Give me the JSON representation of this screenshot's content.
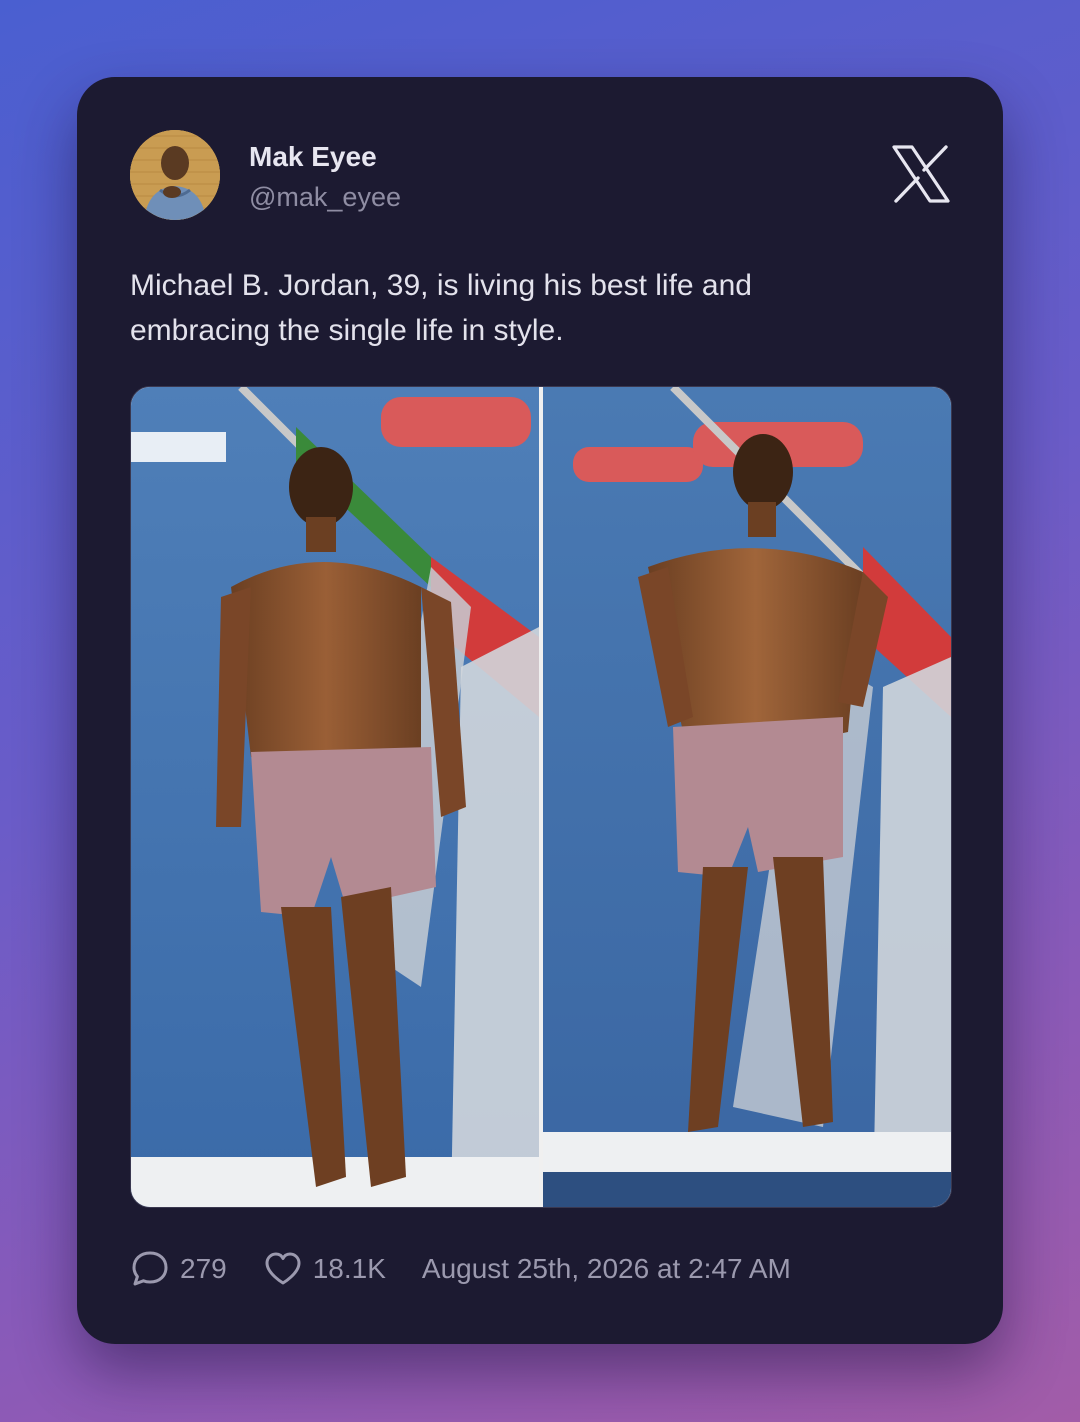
{
  "author": {
    "name": "Mak Eyee",
    "handle": "@mak_eyee",
    "avatar_icon": "profile-photo"
  },
  "platform_icon": "x-logo-icon",
  "tweet": {
    "text_line1": "Michael B. Jordan, 39, is living his best life and",
    "text_line2": "embracing the single life in style."
  },
  "media": {
    "images": [
      "photo-man-on-boat-walking",
      "photo-man-on-boat-standing"
    ]
  },
  "footer": {
    "replies": "279",
    "likes": "18.1K",
    "timestamp": "August 25th, 2026 at 2:47 AM"
  },
  "colors": {
    "background_start": "#4a5fd0",
    "background_end": "#a25ca8",
    "card": "#1c1a31",
    "primary_text": "#e7e6f0",
    "muted_text": "#8f8da3"
  }
}
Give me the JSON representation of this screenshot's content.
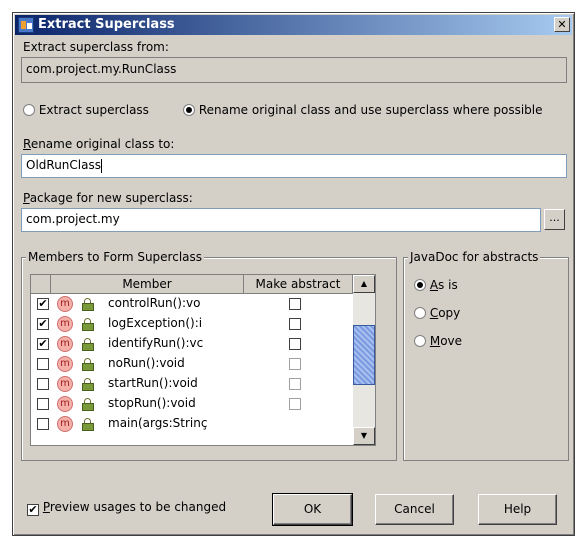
{
  "window": {
    "title": "Extract Superclass",
    "close_glyph": "✕"
  },
  "extract_from": {
    "label": "Extract superclass from:",
    "value": "com.project.my.RunClass"
  },
  "mode": {
    "options": [
      {
        "label": "Extract superclass",
        "selected": false
      },
      {
        "label": "Rename original class and use superclass where possible",
        "selected": true
      }
    ]
  },
  "rename": {
    "label_first": "R",
    "label_rest": "ename original class to:",
    "value": "OldRunClass"
  },
  "package": {
    "label_first": "P",
    "label_rest": "ackage for new superclass:",
    "value": "com.project.my",
    "browse_label": "..."
  },
  "members": {
    "group_title": "Members to Form Superclass",
    "columns": [
      "Member",
      "Make abstract"
    ],
    "rows": [
      {
        "checked": true,
        "name": "controlRun():vo",
        "icon": "method-icon",
        "abstract": false
      },
      {
        "checked": true,
        "name": "logException():i",
        "icon": "method-icon",
        "abstract": false
      },
      {
        "checked": true,
        "name": "identifyRun():vc",
        "icon": "method-icon",
        "abstract": false
      },
      {
        "checked": false,
        "name": "noRun():void",
        "icon": "method-icon",
        "abstract": false
      },
      {
        "checked": false,
        "name": "startRun():void",
        "icon": "method-icon",
        "abstract": false
      },
      {
        "checked": false,
        "name": "stopRun():void",
        "icon": "method-icon",
        "abstract": false
      },
      {
        "checked": false,
        "name": "main(args:Strinç",
        "icon": "static-method-icon",
        "abstract": false
      }
    ]
  },
  "javadoc": {
    "group_title": "JavaDoc for abstracts",
    "options": [
      {
        "first": "A",
        "rest": "s is",
        "selected": true
      },
      {
        "first": "C",
        "rest": "opy",
        "selected": false
      },
      {
        "first": "M",
        "rest": "ove",
        "selected": false
      }
    ]
  },
  "preview": {
    "first": "P",
    "rest": "review usages to be changed",
    "checked": true
  },
  "buttons": {
    "ok": "OK",
    "cancel": "Cancel",
    "help": "Help"
  },
  "colors": {
    "title_start": "#0a246a",
    "title_end": "#a6caf0",
    "face": "#d4d0c8"
  }
}
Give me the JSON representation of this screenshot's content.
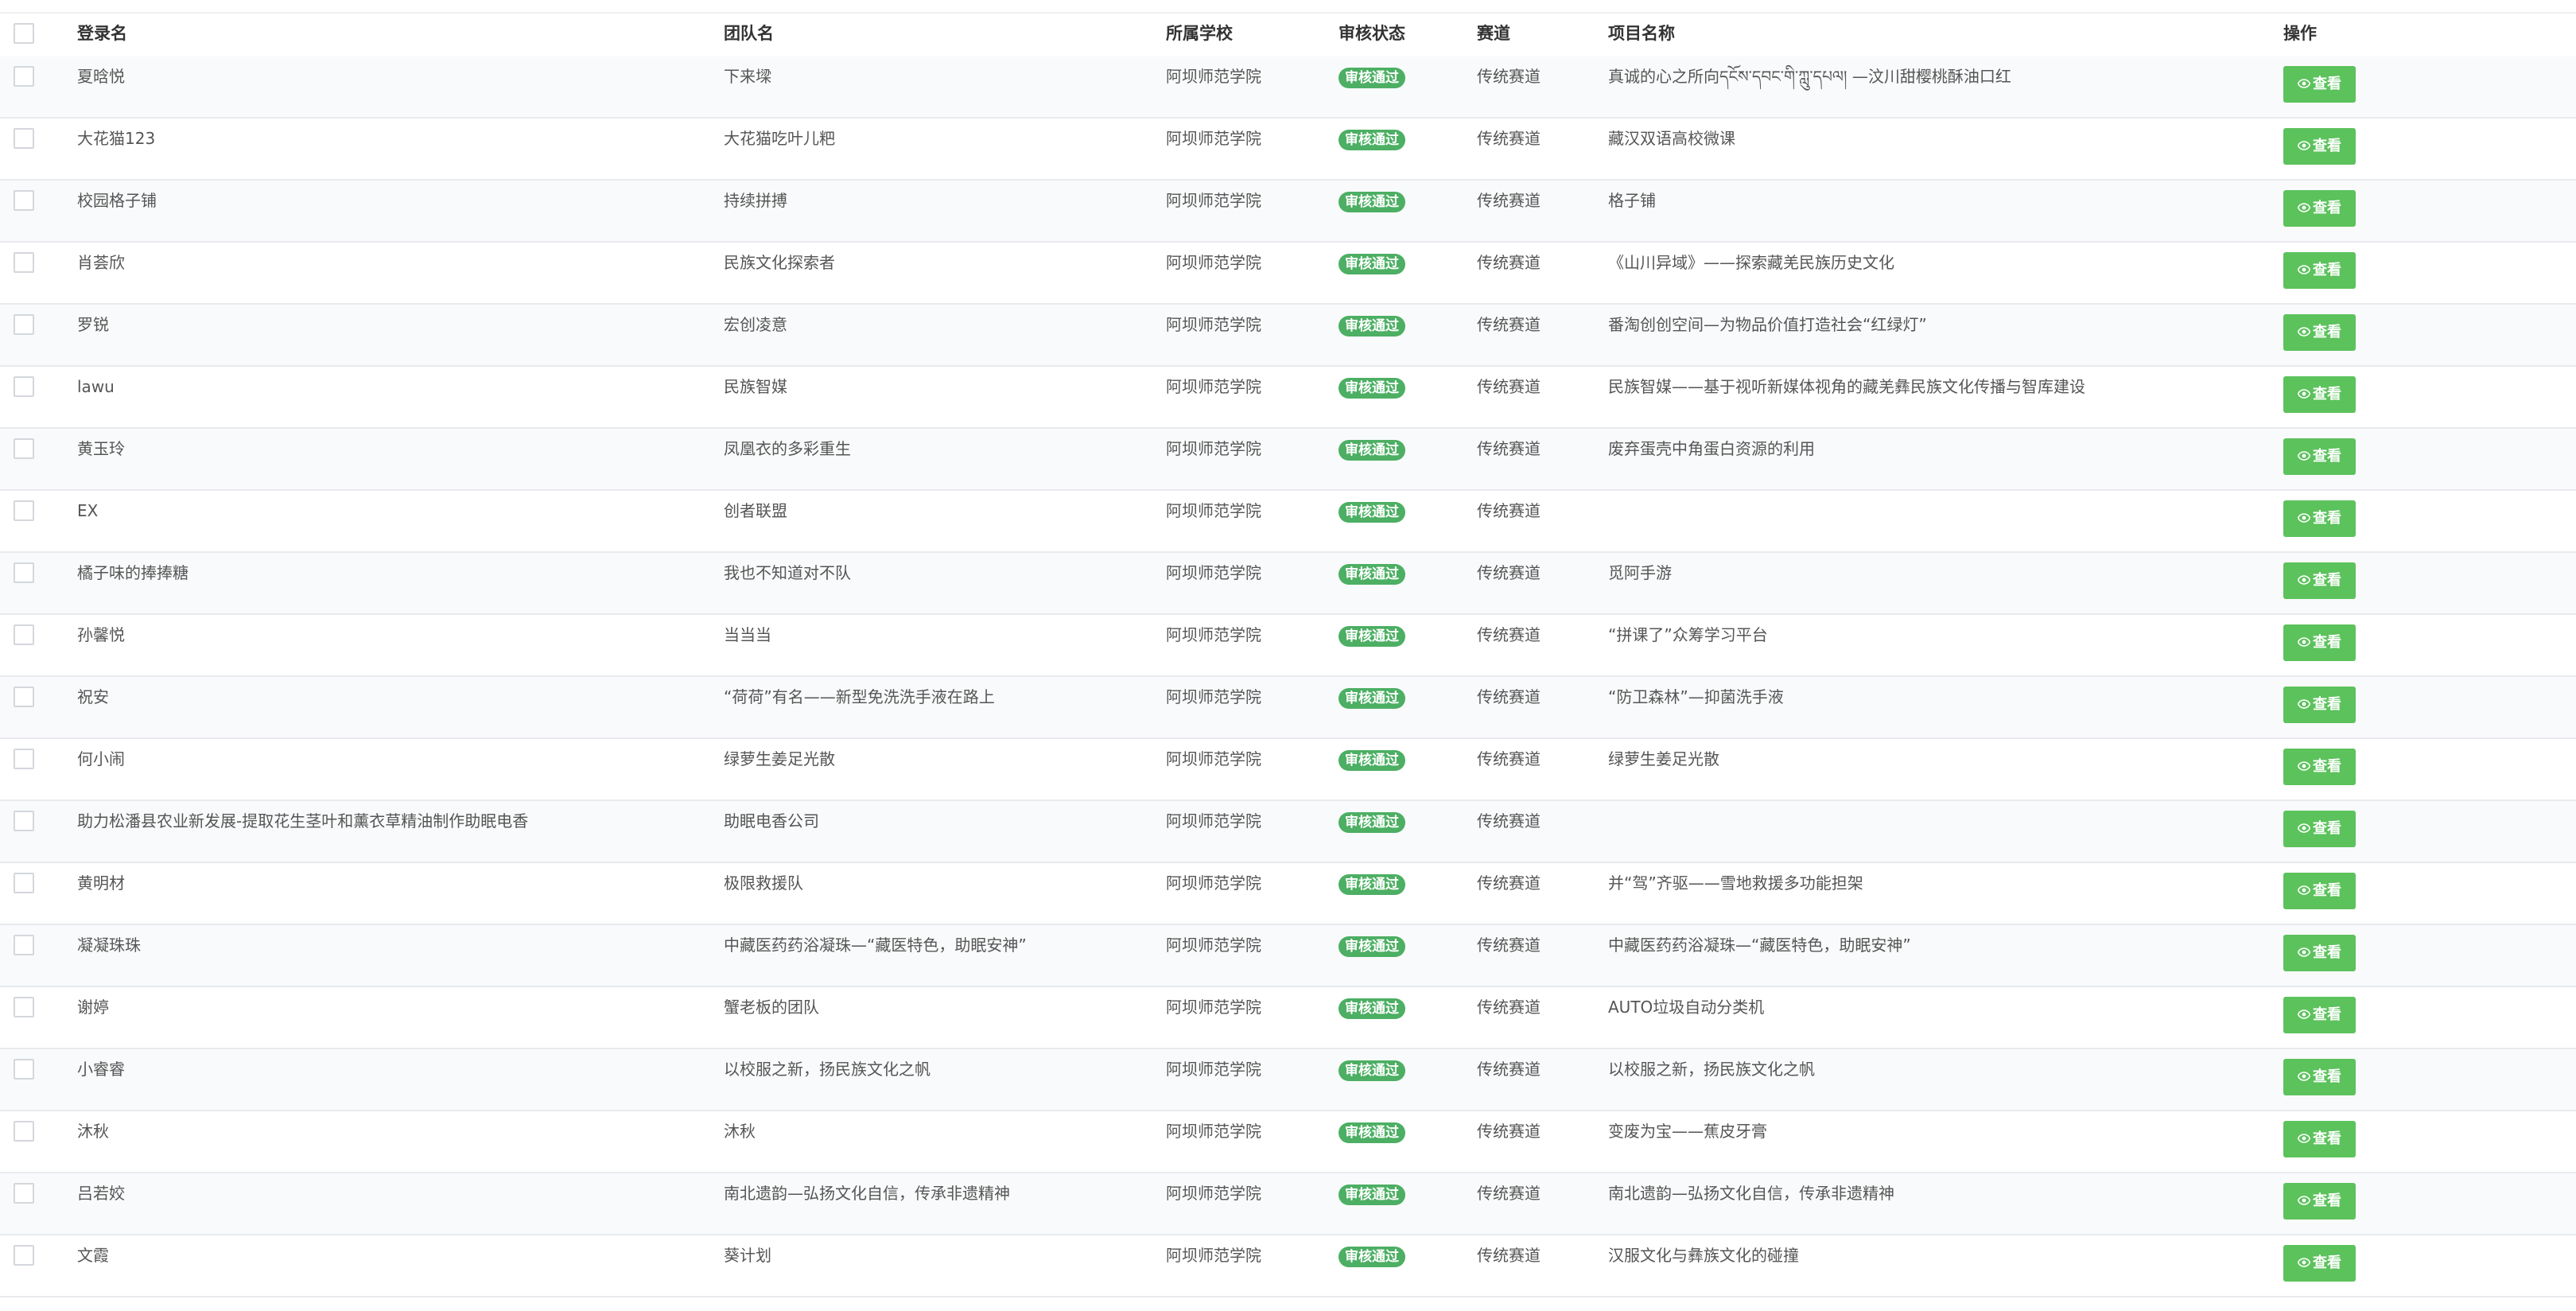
{
  "columns": {
    "login": "登录名",
    "team": "团队名",
    "school": "所属学校",
    "status": "审核状态",
    "track": "赛道",
    "project": "项目名称",
    "action": "操作"
  },
  "view_label": "查看",
  "colors": {
    "badge": "#4caf63",
    "button": "#5cc25c",
    "stripe": "#f9fafb"
  },
  "rows": [
    {
      "login": "夏晗悦",
      "team": "下来墚",
      "school": "阿坝师范学院",
      "status": "审核通过",
      "track": "传统赛道",
      "project": "真诚的心之所向དངོས་དབང་གི་ཀླུ་དཔལ། —汶川甜樱桃酥油口红"
    },
    {
      "login": "大花猫123",
      "team": "大花猫吃叶儿粑",
      "school": "阿坝师范学院",
      "status": "审核通过",
      "track": "传统赛道",
      "project": "藏汉双语高校微课"
    },
    {
      "login": "校园格子铺",
      "team": "持续拼搏",
      "school": "阿坝师范学院",
      "status": "审核通过",
      "track": "传统赛道",
      "project": "格子铺"
    },
    {
      "login": "肖荟欣",
      "team": "民族文化探索者",
      "school": "阿坝师范学院",
      "status": "审核通过",
      "track": "传统赛道",
      "project": "《山川异域》——探索藏羌民族历史文化"
    },
    {
      "login": "罗锐",
      "team": "宏创凌意",
      "school": "阿坝师范学院",
      "status": "审核通过",
      "track": "传统赛道",
      "project": "番淘创创空间—为物品价值打造社会“红绿灯”"
    },
    {
      "login": "lawu",
      "team": "民族智媒",
      "school": "阿坝师范学院",
      "status": "审核通过",
      "track": "传统赛道",
      "project": "民族智媒——基于视听新媒体视角的藏羌彝民族文化传播与智库建设"
    },
    {
      "login": "黄玉玲",
      "team": "凤凰衣的多彩重生",
      "school": "阿坝师范学院",
      "status": "审核通过",
      "track": "传统赛道",
      "project": "废弃蛋壳中角蛋白资源的利用"
    },
    {
      "login": "EX",
      "team": "创者联盟",
      "school": "阿坝师范学院",
      "status": "审核通过",
      "track": "传统赛道",
      "project": ""
    },
    {
      "login": "橘子味的捧捧糖",
      "team": "我也不知道对不队",
      "school": "阿坝师范学院",
      "status": "审核通过",
      "track": "传统赛道",
      "project": "觅阿手游"
    },
    {
      "login": "孙馨悦",
      "team": "当当当",
      "school": "阿坝师范学院",
      "status": "审核通过",
      "track": "传统赛道",
      "project": "“拼课了”众筹学习平台"
    },
    {
      "login": "祝安",
      "team": "“荷荷”有名——新型免洗洗手液在路上",
      "school": "阿坝师范学院",
      "status": "审核通过",
      "track": "传统赛道",
      "project": "“防卫森林”—抑菌洗手液"
    },
    {
      "login": "何小闹",
      "team": "绿萝生姜足光散",
      "school": "阿坝师范学院",
      "status": "审核通过",
      "track": "传统赛道",
      "project": "绿萝生姜足光散"
    },
    {
      "login": "助力松潘县农业新发展-提取花生茎叶和薰衣草精油制作助眠电香",
      "team": "助眠电香公司",
      "school": "阿坝师范学院",
      "status": "审核通过",
      "track": "传统赛道",
      "project": ""
    },
    {
      "login": "黄明材",
      "team": "极限救援队",
      "school": "阿坝师范学院",
      "status": "审核通过",
      "track": "传统赛道",
      "project": "并“驾”齐驱——雪地救援多功能担架"
    },
    {
      "login": "凝凝珠珠",
      "team": "中藏医药药浴凝珠—“藏医特色，助眠安神”",
      "school": "阿坝师范学院",
      "status": "审核通过",
      "track": "传统赛道",
      "project": "中藏医药药浴凝珠—“藏医特色，助眠安神”"
    },
    {
      "login": "谢婷",
      "team": "蟹老板的团队",
      "school": "阿坝师范学院",
      "status": "审核通过",
      "track": "传统赛道",
      "project": "AUTO垃圾自动分类机"
    },
    {
      "login": "小睿睿",
      "team": "以校服之新，扬民族文化之帆",
      "school": "阿坝师范学院",
      "status": "审核通过",
      "track": "传统赛道",
      "project": "以校服之新，扬民族文化之帆"
    },
    {
      "login": "沐秋",
      "team": "沐秋",
      "school": "阿坝师范学院",
      "status": "审核通过",
      "track": "传统赛道",
      "project": "变废为宝——蕉皮牙膏"
    },
    {
      "login": "吕若姣",
      "team": "南北遗韵—弘扬文化自信，传承非遗精神",
      "school": "阿坝师范学院",
      "status": "审核通过",
      "track": "传统赛道",
      "project": "南北遗韵—弘扬文化自信，传承非遗精神"
    },
    {
      "login": "文霞",
      "team": "葵计划",
      "school": "阿坝师范学院",
      "status": "审核通过",
      "track": "传统赛道",
      "project": "汉服文化与彝族文化的碰撞"
    }
  ]
}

- - -

• Aim: Skip the pictures, then retype every line above exactly.

• Full output:
Give me the JSON representation of this screenshot's content.
{
  "author": {
    "name": "Mak Eyee",
    "handle": "@mak_eyee",
    "avatar_icon": "profile-photo"
  },
  "platform_icon": "x-logo-icon",
  "tweet": {
    "text_line1": "Michael B. Jordan, 39, is living his best life and",
    "text_line2": "embracing the single life in style."
  },
  "media": {
    "images": [
      "photo-man-on-boat-walking",
      "photo-man-on-boat-standing"
    ]
  },
  "footer": {
    "replies": "279",
    "likes": "18.1K",
    "timestamp": "August 25th, 2026 at 2:47 AM"
  },
  "colors": {
    "background_start": "#4a5fd0",
    "background_end": "#a25ca8",
    "card": "#1c1a31",
    "primary_text": "#e7e6f0",
    "muted_text": "#8f8da3"
  }
}
Give me the JSON representation of this screenshot's content.
{
  "window": {
    "title": "Extract Superclass",
    "close_glyph": "✕"
  },
  "extract_from": {
    "label": "Extract superclass from:",
    "value": "com.project.my.RunClass"
  },
  "mode": {
    "options": [
      {
        "label": "Extract superclass",
        "selected": false
      },
      {
        "label": "Rename original class and use superclass where possible",
        "selected": true
      }
    ]
  },
  "rename": {
    "label_first": "R",
    "label_rest": "ename original class to:",
    "value": "OldRunClass"
  },
  "package": {
    "label_first": "P",
    "label_rest": "ackage for new superclass:",
    "value": "com.project.my",
    "browse_label": "..."
  },
  "members": {
    "group_title": "Members to Form Superclass",
    "columns": [
      "Member",
      "Make abstract"
    ],
    "rows": [
      {
        "checked": true,
        "name": "controlRun():vo",
        "icon": "method-icon",
        "abstract": false
      },
      {
        "checked": true,
        "name": "logException():i",
        "icon": "method-icon",
        "abstract": false
      },
      {
        "checked": true,
        "name": "identifyRun():vc",
        "icon": "method-icon",
        "abstract": false
      },
      {
        "checked": false,
        "name": "noRun():void",
        "icon": "method-icon",
        "abstract": false
      },
      {
        "checked": false,
        "name": "startRun():void",
        "icon": "method-icon",
        "abstract": false
      },
      {
        "checked": false,
        "name": "stopRun():void",
        "icon": "method-icon",
        "abstract": false
      },
      {
        "checked": false,
        "name": "main(args:Strinç",
        "icon": "static-method-icon",
        "abstract": false
      }
    ]
  },
  "javadoc": {
    "group_title": "JavaDoc for abstracts",
    "options": [
      {
        "first": "A",
        "rest": "s is",
        "selected": true
      },
      {
        "first": "C",
        "rest": "opy",
        "selected": false
      },
      {
        "first": "M",
        "rest": "ove",
        "selected": false
      }
    ]
  },
  "preview": {
    "first": "P",
    "rest": "review usages to be changed",
    "checked": true
  },
  "buttons": {
    "ok": "OK",
    "cancel": "Cancel",
    "help": "Help"
  },
  "colors": {
    "title_start": "#0a246a",
    "title_end": "#a6caf0",
    "face": "#d4d0c8"
  }
}
Give me the JSON representation of this screenshot's content.
{
  "columns": {
    "login": "登录名",
    "team": "团队名",
    "school": "所属学校",
    "status": "审核状态",
    "track": "赛道",
    "project": "项目名称",
    "action": "操作"
  },
  "view_label": "查看",
  "colors": {
    "badge": "#4caf63",
    "button": "#5cc25c",
    "stripe": "#f9fafb"
  },
  "rows": [
    {
      "login": "夏晗悦",
      "team": "下来墚",
      "school": "阿坝师范学院",
      "status": "审核通过",
      "track": "传统赛道",
      "project": "真诚的心之所向དངོས་དབང་གི་ཀླུ་དཔལ། —汶川甜樱桃酥油口红"
    },
    {
      "login": "大花猫123",
      "team": "大花猫吃叶儿粑",
      "school": "阿坝师范学院",
      "status": "审核通过",
      "track": "传统赛道",
      "project": "藏汉双语高校微课"
    },
    {
      "login": "校园格子铺",
      "team": "持续拼搏",
      "school": "阿坝师范学院",
      "status": "审核通过",
      "track": "传统赛道",
      "project": "格子铺"
    },
    {
      "login": "肖荟欣",
      "team": "民族文化探索者",
      "school": "阿坝师范学院",
      "status": "审核通过",
      "track": "传统赛道",
      "project": "《山川异域》——探索藏羌民族历史文化"
    },
    {
      "login": "罗锐",
      "team": "宏创凌意",
      "school": "阿坝师范学院",
      "status": "审核通过",
      "track": "传统赛道",
      "project": "番淘创创空间—为物品价值打造社会“红绿灯”"
    },
    {
      "login": "lawu",
      "team": "民族智媒",
      "school": "阿坝师范学院",
      "status": "审核通过",
      "track": "传统赛道",
      "project": "民族智媒——基于视听新媒体视角的藏羌彝民族文化传播与智库建设"
    },
    {
      "login": "黄玉玲",
      "team": "凤凰衣的多彩重生",
      "school": "阿坝师范学院",
      "status": "审核通过",
      "track": "传统赛道",
      "project": "废弃蛋壳中角蛋白资源的利用"
    },
    {
      "login": "EX",
      "team": "创者联盟",
      "school": "阿坝师范学院",
      "status": "审核通过",
      "track": "传统赛道",
      "project": ""
    },
    {
      "login": "橘子味的捧捧糖",
      "team": "我也不知道对不队",
      "school": "阿坝师范学院",
      "status": "审核通过",
      "track": "传统赛道",
      "project": "觅阿手游"
    },
    {
      "login": "孙馨悦",
      "team": "当当当",
      "school": "阿坝师范学院",
      "status": "审核通过",
      "track": "传统赛道",
      "project": "“拼课了”众筹学习平台"
    },
    {
      "login": "祝安",
      "team": "“荷荷”有名——新型免洗洗手液在路上",
      "school": "阿坝师范学院",
      "status": "审核通过",
      "track": "传统赛道",
      "project": "“防卫森林”—抑菌洗手液"
    },
    {
      "login": "何小闹",
      "team": "绿萝生姜足光散",
      "school": "阿坝师范学院",
      "status": "审核通过",
      "track": "传统赛道",
      "project": "绿萝生姜足光散"
    },
    {
      "login": "助力松潘县农业新发展-提取花生茎叶和薰衣草精油制作助眠电香",
      "team": "助眠电香公司",
      "school": "阿坝师范学院",
      "status": "审核通过",
      "track": "传统赛道",
      "project": ""
    },
    {
      "login": "黄明材",
      "team": "极限救援队",
      "school": "阿坝师范学院",
      "status": "审核通过",
      "track": "传统赛道",
      "project": "并“驾”齐驱——雪地救援多功能担架"
    },
    {
      "login": "凝凝珠珠",
      "team": "中藏医药药浴凝珠—“藏医特色，助眠安神”",
      "school": "阿坝师范学院",
      "status": "审核通过",
      "track": "传统赛道",
      "project": "中藏医药药浴凝珠—“藏医特色，助眠安神”"
    },
    {
      "login": "谢婷",
      "team": "蟹老板的团队",
      "school": "阿坝师范学院",
      "status": "审核通过",
      "track": "传统赛道",
      "project": "AUTO垃圾自动分类机"
    },
    {
      "login": "小睿睿",
      "team": "以校服之新，扬民族文化之帆",
      "school": "阿坝师范学院",
      "status": "审核通过",
      "track": "传统赛道",
      "project": "以校服之新，扬民族文化之帆"
    },
    {
      "login": "沐秋",
      "team": "沐秋",
      "school": "阿坝师范学院",
      "status": "审核通过",
      "track": "传统赛道",
      "project": "变废为宝——蕉皮牙膏"
    },
    {
      "login": "吕若姣",
      "team": "南北遗韵—弘扬文化自信，传承非遗精神",
      "school": "阿坝师范学院",
      "status": "审核通过",
      "track": "传统赛道",
      "project": "南北遗韵—弘扬文化自信，传承非遗精神"
    },
    {
      "login": "文霞",
      "team": "葵计划",
      "school": "阿坝师范学院",
      "status": "审核通过",
      "track": "传统赛道",
      "project": "汉服文化与彝族文化的碰撞"
    }
  ]
}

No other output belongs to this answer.